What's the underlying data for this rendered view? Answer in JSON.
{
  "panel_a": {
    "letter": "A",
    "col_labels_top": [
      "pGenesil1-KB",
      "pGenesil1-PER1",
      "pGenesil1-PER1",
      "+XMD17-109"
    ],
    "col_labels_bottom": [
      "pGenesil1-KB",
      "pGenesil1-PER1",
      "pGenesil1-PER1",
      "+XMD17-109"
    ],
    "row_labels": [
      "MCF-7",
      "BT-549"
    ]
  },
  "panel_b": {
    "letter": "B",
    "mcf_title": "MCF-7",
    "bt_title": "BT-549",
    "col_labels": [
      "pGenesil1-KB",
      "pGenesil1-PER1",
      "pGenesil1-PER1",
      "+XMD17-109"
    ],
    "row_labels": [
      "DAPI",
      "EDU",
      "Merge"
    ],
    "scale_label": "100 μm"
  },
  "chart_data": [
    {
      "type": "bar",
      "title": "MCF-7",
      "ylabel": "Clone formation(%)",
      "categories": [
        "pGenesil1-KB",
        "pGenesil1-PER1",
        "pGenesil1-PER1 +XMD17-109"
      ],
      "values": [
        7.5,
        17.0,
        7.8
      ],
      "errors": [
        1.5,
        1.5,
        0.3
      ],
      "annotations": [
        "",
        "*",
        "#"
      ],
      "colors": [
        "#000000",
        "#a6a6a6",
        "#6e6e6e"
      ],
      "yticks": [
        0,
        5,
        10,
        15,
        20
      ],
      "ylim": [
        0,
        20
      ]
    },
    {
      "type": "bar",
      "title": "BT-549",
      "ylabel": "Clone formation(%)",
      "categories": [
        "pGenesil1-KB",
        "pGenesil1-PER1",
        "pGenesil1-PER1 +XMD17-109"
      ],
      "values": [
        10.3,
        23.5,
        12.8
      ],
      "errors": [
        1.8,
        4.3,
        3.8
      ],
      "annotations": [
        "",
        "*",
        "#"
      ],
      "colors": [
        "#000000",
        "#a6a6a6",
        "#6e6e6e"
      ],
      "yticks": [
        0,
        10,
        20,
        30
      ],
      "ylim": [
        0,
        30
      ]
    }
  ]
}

→ Your objective
The data is to be given again in full, with every line exact.

→ Written solution
What's the underlying data for this rendered view? Answer in JSON.
{
  "panel_a": {
    "letter": "A",
    "col_labels_top": [
      "pGenesil1-KB",
      "pGenesil1-PER1",
      "pGenesil1-PER1",
      "+XMD17-109"
    ],
    "col_labels_bottom": [
      "pGenesil1-KB",
      "pGenesil1-PER1",
      "pGenesil1-PER1",
      "+XMD17-109"
    ],
    "row_labels": [
      "MCF-7",
      "BT-549"
    ]
  },
  "panel_b": {
    "letter": "B",
    "mcf_title": "MCF-7",
    "bt_title": "BT-549",
    "col_labels": [
      "pGenesil1-KB",
      "pGenesil1-PER1",
      "pGenesil1-PER1",
      "+XMD17-109"
    ],
    "row_labels": [
      "DAPI",
      "EDU",
      "Merge"
    ],
    "scale_label": "100 μm"
  },
  "chart_data": [
    {
      "type": "bar",
      "title": "MCF-7",
      "ylabel": "Clone formation(%)",
      "categories": [
        "pGenesil1-KB",
        "pGenesil1-PER1",
        "pGenesil1-PER1 +XMD17-109"
      ],
      "values": [
        7.5,
        17.0,
        7.8
      ],
      "errors": [
        1.5,
        1.5,
        0.3
      ],
      "annotations": [
        "",
        "*",
        "#"
      ],
      "colors": [
        "#000000",
        "#a6a6a6",
        "#6e6e6e"
      ],
      "yticks": [
        0,
        5,
        10,
        15,
        20
      ],
      "ylim": [
        0,
        20
      ]
    },
    {
      "type": "bar",
      "title": "BT-549",
      "ylabel": "Clone formation(%)",
      "categories": [
        "pGenesil1-KB",
        "pGenesil1-PER1",
        "pGenesil1-PER1 +XMD17-109"
      ],
      "values": [
        10.3,
        23.5,
        12.8
      ],
      "errors": [
        1.8,
        4.3,
        3.8
      ],
      "annotations": [
        "",
        "*",
        "#"
      ],
      "colors": [
        "#000000",
        "#a6a6a6",
        "#6e6e6e"
      ],
      "yticks": [
        0,
        10,
        20,
        30
      ],
      "ylim": [
        0,
        30
      ]
    }
  ]
}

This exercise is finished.